### What needs to be done
Reproduce the material word for word; the images stay out.

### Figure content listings
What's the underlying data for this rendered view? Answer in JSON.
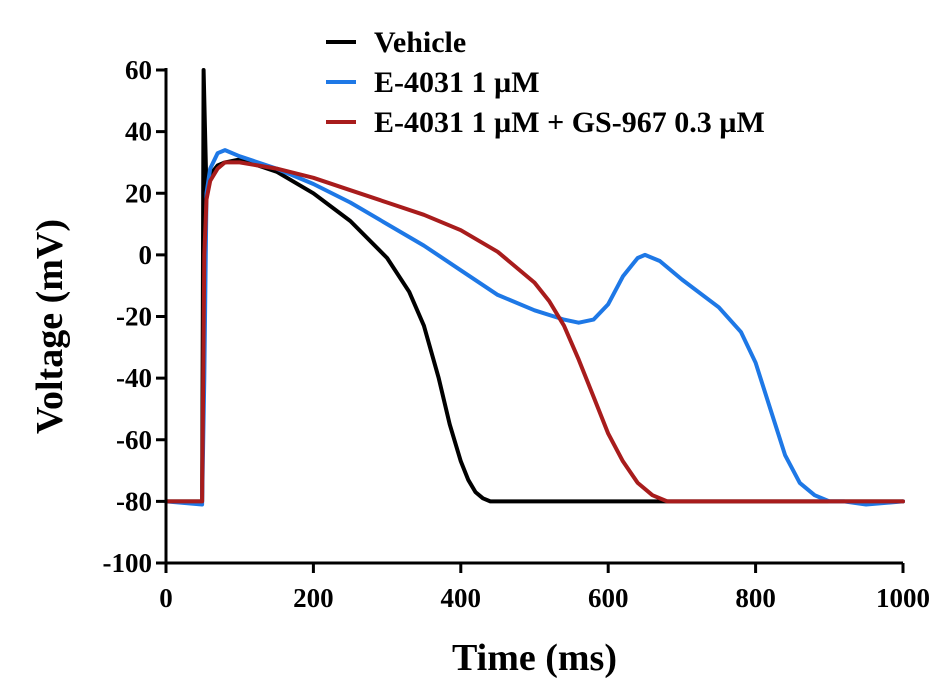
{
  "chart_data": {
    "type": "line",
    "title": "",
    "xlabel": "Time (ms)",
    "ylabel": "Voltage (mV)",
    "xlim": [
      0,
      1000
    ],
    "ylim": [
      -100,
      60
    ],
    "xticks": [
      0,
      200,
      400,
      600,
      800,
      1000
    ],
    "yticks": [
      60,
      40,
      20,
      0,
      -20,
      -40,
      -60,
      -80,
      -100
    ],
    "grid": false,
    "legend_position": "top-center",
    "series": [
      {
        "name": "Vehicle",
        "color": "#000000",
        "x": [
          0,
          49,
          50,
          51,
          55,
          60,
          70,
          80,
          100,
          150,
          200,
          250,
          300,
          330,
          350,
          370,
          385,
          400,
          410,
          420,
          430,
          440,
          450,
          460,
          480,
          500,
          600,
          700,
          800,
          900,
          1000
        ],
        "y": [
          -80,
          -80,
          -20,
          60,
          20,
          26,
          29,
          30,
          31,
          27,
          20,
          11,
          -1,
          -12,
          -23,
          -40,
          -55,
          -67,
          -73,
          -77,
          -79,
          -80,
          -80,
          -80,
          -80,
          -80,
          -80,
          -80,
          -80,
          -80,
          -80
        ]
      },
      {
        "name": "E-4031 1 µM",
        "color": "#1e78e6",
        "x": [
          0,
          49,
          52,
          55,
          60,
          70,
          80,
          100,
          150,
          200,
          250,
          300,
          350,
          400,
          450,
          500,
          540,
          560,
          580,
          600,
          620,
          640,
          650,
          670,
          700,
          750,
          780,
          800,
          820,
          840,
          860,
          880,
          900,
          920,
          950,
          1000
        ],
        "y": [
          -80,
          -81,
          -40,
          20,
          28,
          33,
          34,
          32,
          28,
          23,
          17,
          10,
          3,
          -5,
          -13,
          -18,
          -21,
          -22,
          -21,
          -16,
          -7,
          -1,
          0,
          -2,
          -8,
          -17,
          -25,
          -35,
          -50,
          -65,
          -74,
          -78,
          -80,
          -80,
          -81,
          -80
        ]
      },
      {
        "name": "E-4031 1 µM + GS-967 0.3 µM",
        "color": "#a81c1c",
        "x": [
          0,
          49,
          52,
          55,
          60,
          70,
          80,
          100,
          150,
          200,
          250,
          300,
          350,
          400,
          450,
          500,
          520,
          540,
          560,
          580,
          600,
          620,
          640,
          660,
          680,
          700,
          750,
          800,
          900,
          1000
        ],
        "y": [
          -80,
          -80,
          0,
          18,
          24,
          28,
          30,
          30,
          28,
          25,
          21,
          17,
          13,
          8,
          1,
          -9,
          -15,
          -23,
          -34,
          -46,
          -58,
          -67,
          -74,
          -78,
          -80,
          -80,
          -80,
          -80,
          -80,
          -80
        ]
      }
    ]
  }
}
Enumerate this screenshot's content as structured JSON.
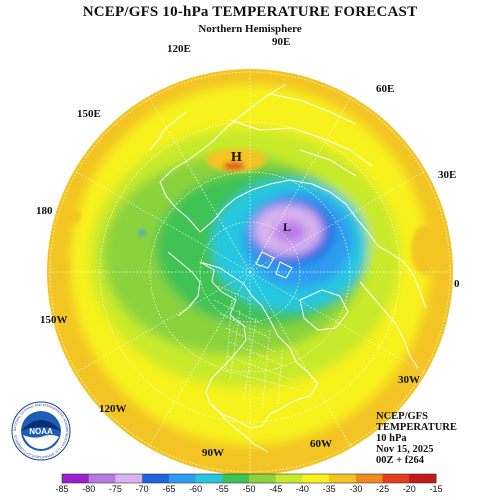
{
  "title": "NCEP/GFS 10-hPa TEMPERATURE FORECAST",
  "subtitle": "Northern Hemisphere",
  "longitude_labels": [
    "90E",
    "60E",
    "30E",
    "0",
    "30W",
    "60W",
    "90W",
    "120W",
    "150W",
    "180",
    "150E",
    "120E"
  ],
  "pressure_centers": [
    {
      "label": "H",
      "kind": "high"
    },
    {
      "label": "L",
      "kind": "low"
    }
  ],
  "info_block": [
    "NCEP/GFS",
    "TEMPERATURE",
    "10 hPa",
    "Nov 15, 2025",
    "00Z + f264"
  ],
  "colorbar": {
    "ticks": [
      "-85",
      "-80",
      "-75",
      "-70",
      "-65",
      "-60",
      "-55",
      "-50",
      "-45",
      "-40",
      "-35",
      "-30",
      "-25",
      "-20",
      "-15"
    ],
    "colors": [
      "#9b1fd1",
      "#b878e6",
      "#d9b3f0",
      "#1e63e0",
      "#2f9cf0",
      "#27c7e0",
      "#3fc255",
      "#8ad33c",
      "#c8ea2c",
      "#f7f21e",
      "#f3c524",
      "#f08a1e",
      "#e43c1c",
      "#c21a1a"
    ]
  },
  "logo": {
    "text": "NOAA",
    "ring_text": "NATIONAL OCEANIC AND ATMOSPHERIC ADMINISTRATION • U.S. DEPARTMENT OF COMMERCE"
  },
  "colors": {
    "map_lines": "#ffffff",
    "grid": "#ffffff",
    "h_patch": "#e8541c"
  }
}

### Expected output
What's the underlying data for this rendered view? Answer in JSON.
{
  "chart_data": {
    "type": "line",
    "title": "",
    "xlabel": "Time (ms)",
    "ylabel": "Voltage (mV)",
    "xlim": [
      0,
      1000
    ],
    "ylim": [
      -100,
      60
    ],
    "xticks": [
      0,
      200,
      400,
      600,
      800,
      1000
    ],
    "yticks": [
      60,
      40,
      20,
      0,
      -20,
      -40,
      -60,
      -80,
      -100
    ],
    "grid": false,
    "legend_position": "top-center",
    "series": [
      {
        "name": "Vehicle",
        "color": "#000000",
        "x": [
          0,
          49,
          50,
          51,
          55,
          60,
          70,
          80,
          100,
          150,
          200,
          250,
          300,
          330,
          350,
          370,
          385,
          400,
          410,
          420,
          430,
          440,
          450,
          460,
          480,
          500,
          600,
          700,
          800,
          900,
          1000
        ],
        "y": [
          -80,
          -80,
          -20,
          60,
          20,
          26,
          29,
          30,
          31,
          27,
          20,
          11,
          -1,
          -12,
          -23,
          -40,
          -55,
          -67,
          -73,
          -77,
          -79,
          -80,
          -80,
          -80,
          -80,
          -80,
          -80,
          -80,
          -80,
          -80,
          -80
        ]
      },
      {
        "name": "E-4031 1 µM",
        "color": "#1e78e6",
        "x": [
          0,
          49,
          52,
          55,
          60,
          70,
          80,
          100,
          150,
          200,
          250,
          300,
          350,
          400,
          450,
          500,
          540,
          560,
          580,
          600,
          620,
          640,
          650,
          670,
          700,
          750,
          780,
          800,
          820,
          840,
          860,
          880,
          900,
          920,
          950,
          1000
        ],
        "y": [
          -80,
          -81,
          -40,
          20,
          28,
          33,
          34,
          32,
          28,
          23,
          17,
          10,
          3,
          -5,
          -13,
          -18,
          -21,
          -22,
          -21,
          -16,
          -7,
          -1,
          0,
          -2,
          -8,
          -17,
          -25,
          -35,
          -50,
          -65,
          -74,
          -78,
          -80,
          -80,
          -81,
          -80
        ]
      },
      {
        "name": "E-4031 1 µM + GS-967 0.3 µM",
        "color": "#a81c1c",
        "x": [
          0,
          49,
          52,
          55,
          60,
          70,
          80,
          100,
          150,
          200,
          250,
          300,
          350,
          400,
          450,
          500,
          520,
          540,
          560,
          580,
          600,
          620,
          640,
          660,
          680,
          700,
          750,
          800,
          900,
          1000
        ],
        "y": [
          -80,
          -80,
          0,
          18,
          24,
          28,
          30,
          30,
          28,
          25,
          21,
          17,
          13,
          8,
          1,
          -9,
          -15,
          -23,
          -34,
          -46,
          -58,
          -67,
          -74,
          -78,
          -80,
          -80,
          -80,
          -80,
          -80,
          -80
        ]
      }
    ]
  }
}
Enumerate this screenshot's content as structured JSON.
{
  "title": "NCEP/GFS 10-hPa TEMPERATURE FORECAST",
  "subtitle": "Northern Hemisphere",
  "longitude_labels": [
    "90E",
    "60E",
    "30E",
    "0",
    "30W",
    "60W",
    "90W",
    "120W",
    "150W",
    "180",
    "150E",
    "120E"
  ],
  "pressure_centers": [
    {
      "label": "H",
      "kind": "high"
    },
    {
      "label": "L",
      "kind": "low"
    }
  ],
  "info_block": [
    "NCEP/GFS",
    "TEMPERATURE",
    "10 hPa",
    "Nov 15, 2025",
    "00Z + f264"
  ],
  "colorbar": {
    "ticks": [
      "-85",
      "-80",
      "-75",
      "-70",
      "-65",
      "-60",
      "-55",
      "-50",
      "-45",
      "-40",
      "-35",
      "-30",
      "-25",
      "-20",
      "-15"
    ],
    "colors": [
      "#9b1fd1",
      "#b878e6",
      "#d9b3f0",
      "#1e63e0",
      "#2f9cf0",
      "#27c7e0",
      "#3fc255",
      "#8ad33c",
      "#c8ea2c",
      "#f7f21e",
      "#f3c524",
      "#f08a1e",
      "#e43c1c",
      "#c21a1a"
    ]
  },
  "logo": {
    "text": "NOAA",
    "ring_text": "NATIONAL OCEANIC AND ATMOSPHERIC ADMINISTRATION • U.S. DEPARTMENT OF COMMERCE"
  },
  "colors": {
    "map_lines": "#ffffff",
    "grid": "#ffffff",
    "h_patch": "#e8541c"
  }
}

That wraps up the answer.